* _Data records_:
######
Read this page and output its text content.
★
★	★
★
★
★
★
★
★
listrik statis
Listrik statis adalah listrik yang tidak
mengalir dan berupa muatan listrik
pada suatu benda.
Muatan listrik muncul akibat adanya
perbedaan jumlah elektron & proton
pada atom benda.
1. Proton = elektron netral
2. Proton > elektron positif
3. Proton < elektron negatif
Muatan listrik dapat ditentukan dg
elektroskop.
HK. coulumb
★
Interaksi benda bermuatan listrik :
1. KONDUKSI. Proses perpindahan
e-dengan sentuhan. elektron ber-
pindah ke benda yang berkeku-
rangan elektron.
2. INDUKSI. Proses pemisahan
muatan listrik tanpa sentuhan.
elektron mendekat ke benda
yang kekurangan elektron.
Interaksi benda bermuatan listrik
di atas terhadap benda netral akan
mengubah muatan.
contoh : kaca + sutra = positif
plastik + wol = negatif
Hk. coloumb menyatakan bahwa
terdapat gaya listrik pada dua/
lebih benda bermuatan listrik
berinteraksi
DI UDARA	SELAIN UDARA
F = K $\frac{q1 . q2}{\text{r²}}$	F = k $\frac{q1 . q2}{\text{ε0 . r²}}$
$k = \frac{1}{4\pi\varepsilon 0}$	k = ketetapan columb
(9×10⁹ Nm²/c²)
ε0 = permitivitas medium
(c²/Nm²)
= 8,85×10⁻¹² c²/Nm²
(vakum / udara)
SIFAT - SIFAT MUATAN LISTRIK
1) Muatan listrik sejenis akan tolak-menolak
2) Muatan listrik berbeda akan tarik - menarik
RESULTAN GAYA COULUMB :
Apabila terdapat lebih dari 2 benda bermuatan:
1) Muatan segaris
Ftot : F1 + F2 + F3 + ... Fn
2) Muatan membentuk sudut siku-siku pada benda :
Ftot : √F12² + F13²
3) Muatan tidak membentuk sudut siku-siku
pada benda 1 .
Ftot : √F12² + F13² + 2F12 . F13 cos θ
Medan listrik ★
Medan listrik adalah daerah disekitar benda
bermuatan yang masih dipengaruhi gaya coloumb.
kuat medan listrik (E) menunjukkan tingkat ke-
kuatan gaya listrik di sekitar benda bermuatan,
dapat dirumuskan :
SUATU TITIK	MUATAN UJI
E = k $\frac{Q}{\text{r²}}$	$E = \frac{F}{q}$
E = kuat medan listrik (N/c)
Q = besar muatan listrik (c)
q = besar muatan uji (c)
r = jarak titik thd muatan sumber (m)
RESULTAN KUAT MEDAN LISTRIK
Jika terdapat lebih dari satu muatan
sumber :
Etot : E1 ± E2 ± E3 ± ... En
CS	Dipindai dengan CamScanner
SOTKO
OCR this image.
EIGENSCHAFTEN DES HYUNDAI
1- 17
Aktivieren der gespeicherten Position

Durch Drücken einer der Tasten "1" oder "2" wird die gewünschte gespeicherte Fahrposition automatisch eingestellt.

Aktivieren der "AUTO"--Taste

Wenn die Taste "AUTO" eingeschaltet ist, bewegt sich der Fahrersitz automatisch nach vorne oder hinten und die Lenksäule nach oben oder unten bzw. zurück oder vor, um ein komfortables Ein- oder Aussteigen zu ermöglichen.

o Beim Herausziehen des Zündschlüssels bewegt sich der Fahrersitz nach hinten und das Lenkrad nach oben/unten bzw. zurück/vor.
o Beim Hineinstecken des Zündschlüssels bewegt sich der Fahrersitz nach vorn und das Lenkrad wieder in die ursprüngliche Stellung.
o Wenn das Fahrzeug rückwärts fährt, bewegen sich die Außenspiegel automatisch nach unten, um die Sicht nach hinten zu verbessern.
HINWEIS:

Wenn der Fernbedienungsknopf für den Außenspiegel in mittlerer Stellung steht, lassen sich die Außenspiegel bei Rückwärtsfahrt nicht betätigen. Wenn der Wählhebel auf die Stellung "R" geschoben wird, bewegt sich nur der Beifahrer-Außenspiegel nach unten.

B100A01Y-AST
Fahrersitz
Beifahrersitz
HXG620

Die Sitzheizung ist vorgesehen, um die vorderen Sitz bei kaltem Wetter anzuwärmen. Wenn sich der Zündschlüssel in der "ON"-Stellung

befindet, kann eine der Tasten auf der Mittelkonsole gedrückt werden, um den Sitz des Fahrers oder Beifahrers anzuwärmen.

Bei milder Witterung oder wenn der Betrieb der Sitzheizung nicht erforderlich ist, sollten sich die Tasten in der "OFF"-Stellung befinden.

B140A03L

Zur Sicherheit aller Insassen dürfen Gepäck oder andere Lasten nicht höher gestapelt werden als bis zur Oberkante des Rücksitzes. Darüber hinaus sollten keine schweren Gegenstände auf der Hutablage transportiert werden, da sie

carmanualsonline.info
######
* _Exercise details_: Type the material above out again, exactly.

* _Response for this exercise_:
Read this page and output its text content.
★
★	★
★
★
★
★
★
★
listrik statis
Listrik statis adalah listrik yang tidak
mengalir dan berupa muatan listrik
pada suatu benda.
Muatan listrik muncul akibat adanya
perbedaan jumlah elektron & proton
pada atom benda.
1. Proton = elektron netral
2. Proton > elektron positif
3. Proton < elektron negatif
Muatan listrik dapat ditentukan dg
elektroskop.
HK. coulumb
★
Interaksi benda bermuatan listrik :
1. KONDUKSI. Proses perpindahan
e-dengan sentuhan. elektron ber-
pindah ke benda yang berkeku-
rangan elektron.
2. INDUKSI. Proses pemisahan
muatan listrik tanpa sentuhan.
elektron mendekat ke benda
yang kekurangan elektron.
Interaksi benda bermuatan listrik
di atas terhadap benda netral akan
mengubah muatan.
contoh : kaca + sutra = positif
plastik + wol = negatif
Hk. coloumb menyatakan bahwa
terdapat gaya listrik pada dua/
lebih benda bermuatan listrik
berinteraksi
DI UDARA	SELAIN UDARA
F = K $\frac{q1 . q2}{\text{r²}}$	F = k $\frac{q1 . q2}{\text{ε0 . r²}}$
$k = \frac{1}{4\pi\varepsilon 0}$	k = ketetapan columb
(9×10⁹ Nm²/c²)
ε0 = permitivitas medium
(c²/Nm²)
= 8,85×10⁻¹² c²/Nm²
(vakum / udara)
SIFAT - SIFAT MUATAN LISTRIK
1) Muatan listrik sejenis akan tolak-menolak
2) Muatan listrik berbeda akan tarik - menarik
RESULTAN GAYA COULUMB :
Apabila terdapat lebih dari 2 benda bermuatan:
1) Muatan segaris
Ftot : F1 + F2 + F3 + ... Fn
2) Muatan membentuk sudut siku-siku pada benda :
Ftot : √F12² + F13²
3) Muatan tidak membentuk sudut siku-siku
pada benda 1 .
Ftot : √F12² + F13² + 2F12 . F13 cos θ
Medan listrik ★
Medan listrik adalah daerah disekitar benda
bermuatan yang masih dipengaruhi gaya coloumb.
kuat medan listrik (E) menunjukkan tingkat ke-
kuatan gaya listrik di sekitar benda bermuatan,
dapat dirumuskan :
SUATU TITIK	MUATAN UJI
E = k $\frac{Q}{\text{r²}}$	$E = \frac{F}{q}$
E = kuat medan listrik (N/c)
Q = besar muatan listrik (c)
q = besar muatan uji (c)
r = jarak titik thd muatan sumber (m)
RESULTAN KUAT MEDAN LISTRIK
Jika terdapat lebih dari satu muatan
sumber :
Etot : E1 ± E2 ± E3 ± ... En
CS	Dipindai dengan CamScanner
SOTKO
OCR this image.
EIGENSCHAFTEN DES HYUNDAI
1- 17
Aktivieren der gespeicherten Position

Durch Drücken einer der Tasten "1" oder "2" wird die gewünschte gespeicherte Fahrposition automatisch eingestellt.

Aktivieren der "AUTO"--Taste

Wenn die Taste "AUTO" eingeschaltet ist, bewegt sich der Fahrersitz automatisch nach vorne oder hinten und die Lenksäule nach oben oder unten bzw. zurück oder vor, um ein komfortables Ein- oder Aussteigen zu ermöglichen.

o Beim Herausziehen des Zündschlüssels bewegt sich der Fahrersitz nach hinten und das Lenkrad nach oben/unten bzw. zurück/vor.
o Beim Hineinstecken des Zündschlüssels bewegt sich der Fahrersitz nach vorn und das Lenkrad wieder in die ursprüngliche Stellung.
o Wenn das Fahrzeug rückwärts fährt, bewegen sich die Außenspiegel automatisch nach unten, um die Sicht nach hinten zu verbessern.
HINWEIS:

Wenn der Fernbedienungsknopf für den Außenspiegel in mittlerer Stellung steht, lassen sich die Außenspiegel bei Rückwärtsfahrt nicht betätigen. Wenn der Wählhebel auf die Stellung "R" geschoben wird, bewegt sich nur der Beifahrer-Außenspiegel nach unten.

B100A01Y-AST
Fahrersitz
Beifahrersitz
HXG620

Die Sitzheizung ist vorgesehen, um die vorderen Sitz bei kaltem Wetter anzuwärmen. Wenn sich der Zündschlüssel in der "ON"-Stellung

befindet, kann eine der Tasten auf der Mittelkonsole gedrückt werden, um den Sitz des Fahrers oder Beifahrers anzuwärmen.

Bei milder Witterung oder wenn der Betrieb der Sitzheizung nicht erforderlich ist, sollten sich die Tasten in der "OFF"-Stellung befinden.

B140A03L

Zur Sicherheit aller Insassen dürfen Gepäck oder andere Lasten nicht höher gestapelt werden als bis zur Oberkante des Rücksitzes. Darüber hinaus sollten keine schweren Gegenstände auf der Hutablage transportiert werden, da sie

carmanualsonline.info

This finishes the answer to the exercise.